Gather all lines in the records below that include the word "title".

(Collected data entries)
-*-
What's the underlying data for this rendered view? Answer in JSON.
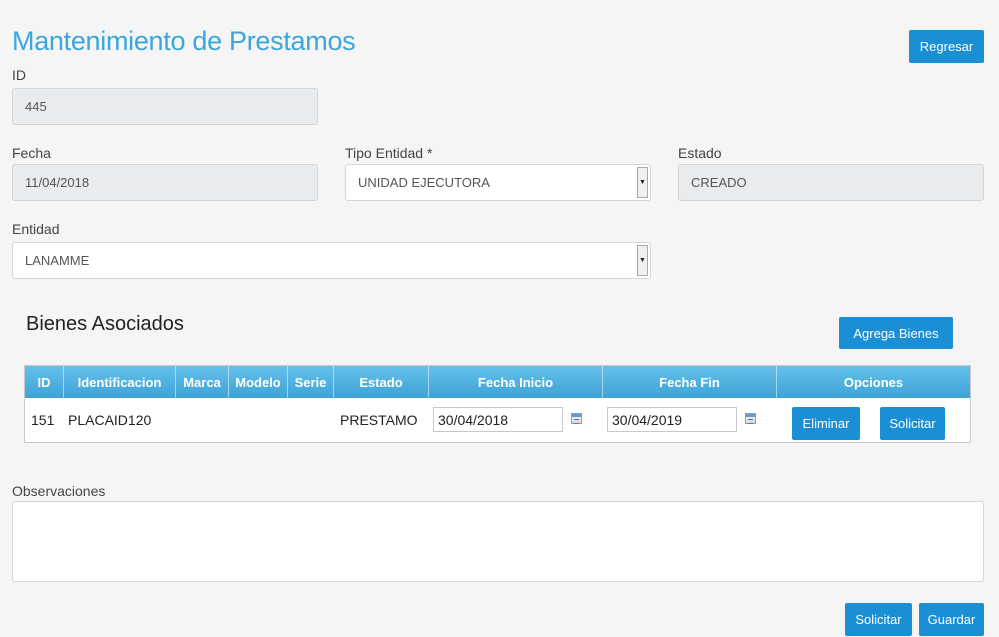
{
  "page": {
    "title": "Mantenimiento de Prestamos",
    "back_button": "Regresar"
  },
  "form": {
    "id": {
      "label": "ID",
      "value": "445"
    },
    "fecha": {
      "label": "Fecha",
      "value": "11/04/2018"
    },
    "tipo_entidad": {
      "label": "Tipo Entidad *",
      "value": "UNIDAD EJECUTORA"
    },
    "estado": {
      "label": "Estado",
      "value": "CREADO"
    },
    "entidad": {
      "label": "Entidad",
      "value": "LANAMME"
    }
  },
  "bienes": {
    "title": "Bienes Asociados",
    "add_button": "Agrega Bienes",
    "columns": [
      "ID",
      "Identificacion",
      "Marca",
      "Modelo",
      "Serie",
      "Estado",
      "Fecha Inicio",
      "Fecha Fin",
      "Opciones"
    ],
    "rows": [
      {
        "id": "151",
        "identificacion": "PLACAID120",
        "marca": "",
        "modelo": "",
        "serie": "",
        "estado": "PRESTAMO",
        "fecha_inicio": "30/04/2018",
        "fecha_fin": "30/04/2019",
        "eliminar": "Eliminar",
        "solicitar": "Solicitar"
      }
    ]
  },
  "observaciones": {
    "label": "Observaciones",
    "value": ""
  },
  "footer": {
    "solicitar": "Solicitar",
    "guardar": "Guardar"
  },
  "colors": {
    "accent": "#1b8fd6",
    "title": "#3aa6dd",
    "header_gradient_top": "#64c0ea",
    "header_gradient_bottom": "#3ea3d6"
  }
}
-*-
> [Complete output]
    "title": "Mantenimiento de Prestamos",
    "title": "Bienes Asociados",
    "title": "#3aa6dd",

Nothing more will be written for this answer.